TASK DESCRIPTION: Your task is to reproduce the material exactly.

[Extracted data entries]
--------------------------------

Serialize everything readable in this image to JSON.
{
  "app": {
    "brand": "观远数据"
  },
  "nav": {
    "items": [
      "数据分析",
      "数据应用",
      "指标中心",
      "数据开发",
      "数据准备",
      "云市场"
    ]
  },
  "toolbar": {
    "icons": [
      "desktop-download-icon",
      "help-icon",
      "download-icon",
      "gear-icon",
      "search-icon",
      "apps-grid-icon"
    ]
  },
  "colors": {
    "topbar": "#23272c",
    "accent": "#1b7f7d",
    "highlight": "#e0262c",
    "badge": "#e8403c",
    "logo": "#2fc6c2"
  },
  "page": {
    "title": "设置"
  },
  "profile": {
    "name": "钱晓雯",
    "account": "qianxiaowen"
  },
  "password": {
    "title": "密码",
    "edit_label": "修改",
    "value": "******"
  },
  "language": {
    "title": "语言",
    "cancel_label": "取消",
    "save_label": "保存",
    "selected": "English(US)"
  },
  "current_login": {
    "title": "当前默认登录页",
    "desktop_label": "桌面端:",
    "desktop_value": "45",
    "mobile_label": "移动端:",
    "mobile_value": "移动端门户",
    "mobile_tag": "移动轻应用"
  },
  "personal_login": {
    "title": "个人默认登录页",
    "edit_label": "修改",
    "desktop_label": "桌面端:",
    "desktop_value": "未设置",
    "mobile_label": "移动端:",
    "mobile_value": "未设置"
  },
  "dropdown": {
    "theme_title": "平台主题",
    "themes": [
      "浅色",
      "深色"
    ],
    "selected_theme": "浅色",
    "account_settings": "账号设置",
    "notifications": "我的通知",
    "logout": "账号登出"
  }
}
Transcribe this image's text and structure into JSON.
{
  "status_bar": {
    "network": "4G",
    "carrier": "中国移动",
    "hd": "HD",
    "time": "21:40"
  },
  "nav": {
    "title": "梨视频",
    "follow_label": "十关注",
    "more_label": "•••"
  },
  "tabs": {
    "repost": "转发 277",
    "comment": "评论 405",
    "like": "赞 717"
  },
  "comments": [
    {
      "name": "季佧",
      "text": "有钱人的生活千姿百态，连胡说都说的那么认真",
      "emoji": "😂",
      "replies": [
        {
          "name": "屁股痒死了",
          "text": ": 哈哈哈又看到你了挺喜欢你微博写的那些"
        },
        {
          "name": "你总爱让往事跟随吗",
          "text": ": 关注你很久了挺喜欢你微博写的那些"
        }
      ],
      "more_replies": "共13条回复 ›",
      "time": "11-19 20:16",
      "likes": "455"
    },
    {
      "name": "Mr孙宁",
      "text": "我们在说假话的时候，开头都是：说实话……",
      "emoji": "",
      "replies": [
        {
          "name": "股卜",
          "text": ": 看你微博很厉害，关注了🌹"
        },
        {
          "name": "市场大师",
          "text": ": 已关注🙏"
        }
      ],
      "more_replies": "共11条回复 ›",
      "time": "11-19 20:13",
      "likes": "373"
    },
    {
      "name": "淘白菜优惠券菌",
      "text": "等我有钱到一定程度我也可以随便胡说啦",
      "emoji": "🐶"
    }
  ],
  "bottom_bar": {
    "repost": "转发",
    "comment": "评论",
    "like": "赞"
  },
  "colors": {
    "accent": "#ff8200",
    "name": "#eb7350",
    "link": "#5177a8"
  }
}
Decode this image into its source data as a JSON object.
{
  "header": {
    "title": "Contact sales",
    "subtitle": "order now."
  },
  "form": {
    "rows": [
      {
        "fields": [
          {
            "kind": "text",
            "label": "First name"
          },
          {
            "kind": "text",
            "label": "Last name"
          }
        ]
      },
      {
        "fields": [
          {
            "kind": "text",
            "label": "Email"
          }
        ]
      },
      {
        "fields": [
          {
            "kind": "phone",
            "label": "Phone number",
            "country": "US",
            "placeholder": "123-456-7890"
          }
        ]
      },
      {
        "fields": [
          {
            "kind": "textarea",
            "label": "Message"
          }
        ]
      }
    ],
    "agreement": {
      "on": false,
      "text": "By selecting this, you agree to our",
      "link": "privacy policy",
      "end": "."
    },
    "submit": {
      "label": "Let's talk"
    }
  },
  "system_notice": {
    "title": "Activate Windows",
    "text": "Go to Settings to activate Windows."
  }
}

--------------------------------

WRITTEN ANSWER:
Serialize everything readable in this image to JSON.
{
  "app": {
    "brand": "观远数据"
  },
  "nav": {
    "items": [
      "数据分析",
      "数据应用",
      "指标中心",
      "数据开发",
      "数据准备",
      "云市场"
    ]
  },
  "toolbar": {
    "icons": [
      "desktop-download-icon",
      "help-icon",
      "download-icon",
      "gear-icon",
      "search-icon",
      "apps-grid-icon"
    ]
  },
  "colors": {
    "topbar": "#23272c",
    "accent": "#1b7f7d",
    "highlight": "#e0262c",
    "badge": "#e8403c",
    "logo": "#2fc6c2"
  },
  "page": {
    "title": "设置"
  },
  "profile": {
    "name": "钱晓雯",
    "account": "qianxiaowen"
  },
  "password": {
    "title": "密码",
    "edit_label": "修改",
    "value": "******"
  },
  "language": {
    "title": "语言",
    "cancel_label": "取消",
    "save_label": "保存",
    "selected": "English(US)"
  },
  "current_login": {
    "title": "当前默认登录页",
    "desktop_label": "桌面端:",
    "desktop_value": "45",
    "mobile_label": "移动端:",
    "mobile_value": "移动端门户",
    "mobile_tag": "移动轻应用"
  },
  "personal_login": {
    "title": "个人默认登录页",
    "edit_label": "修改",
    "desktop_label": "桌面端:",
    "desktop_value": "未设置",
    "mobile_label": "移动端:",
    "mobile_value": "未设置"
  },
  "dropdown": {
    "theme_title": "平台主题",
    "themes": [
      "浅色",
      "深色"
    ],
    "selected_theme": "浅色",
    "account_settings": "账号设置",
    "notifications": "我的通知",
    "logout": "账号登出"
  }
}
Transcribe this image's text and structure into JSON.
{
  "status_bar": {
    "network": "4G",
    "carrier": "中国移动",
    "hd": "HD",
    "time": "21:40"
  },
  "nav": {
    "title": "梨视频",
    "follow_label": "十关注",
    "more_label": "•••"
  },
  "tabs": {
    "repost": "转发 277",
    "comment": "评论 405",
    "like": "赞 717"
  },
  "comments": [
    {
      "name": "季佧",
      "text": "有钱人的生活千姿百态，连胡说都说的那么认真",
      "emoji": "😂",
      "replies": [
        {
          "name": "屁股痒死了",
          "text": ": 哈哈哈又看到你了挺喜欢你微博写的那些"
        },
        {
          "name": "你总爱让往事跟随吗",
          "text": ": 关注你很久了挺喜欢你微博写的那些"
        }
      ],
      "more_replies": "共13条回复 ›",
      "time": "11-19 20:16",
      "likes": "455"
    },
    {
      "name": "Mr孙宁",
      "text": "我们在说假话的时候，开头都是：说实话……",
      "emoji": "",
      "replies": [
        {
          "name": "股卜",
          "text": ": 看你微博很厉害，关注了🌹"
        },
        {
          "name": "市场大师",
          "text": ": 已关注🙏"
        }
      ],
      "more_replies": "共11条回复 ›",
      "time": "11-19 20:13",
      "likes": "373"
    },
    {
      "name": "淘白菜优惠券菌",
      "text": "等我有钱到一定程度我也可以随便胡说啦",
      "emoji": "🐶"
    }
  ],
  "bottom_bar": {
    "repost": "转发",
    "comment": "评论",
    "like": "赞"
  },
  "colors": {
    "accent": "#ff8200",
    "name": "#eb7350",
    "link": "#5177a8"
  }
}
Decode this image into its source data as a JSON object.
{
  "header": {
    "title": "Contact sales",
    "subtitle": "order now."
  },
  "form": {
    "rows": [
      {
        "fields": [
          {
            "kind": "text",
            "label": "First name"
          },
          {
            "kind": "text",
            "label": "Last name"
          }
        ]
      },
      {
        "fields": [
          {
            "kind": "text",
            "label": "Email"
          }
        ]
      },
      {
        "fields": [
          {
            "kind": "phone",
            "label": "Phone number",
            "country": "US",
            "placeholder": "123-456-7890"
          }
        ]
      },
      {
        "fields": [
          {
            "kind": "textarea",
            "label": "Message"
          }
        ]
      }
    ],
    "agreement": {
      "on": false,
      "text": "By selecting this, you agree to our",
      "link": "privacy policy",
      "end": "."
    },
    "submit": {
      "label": "Let's talk"
    }
  },
  "system_notice": {
    "title": "Activate Windows",
    "text": "Go to Settings to activate Windows."
  }
}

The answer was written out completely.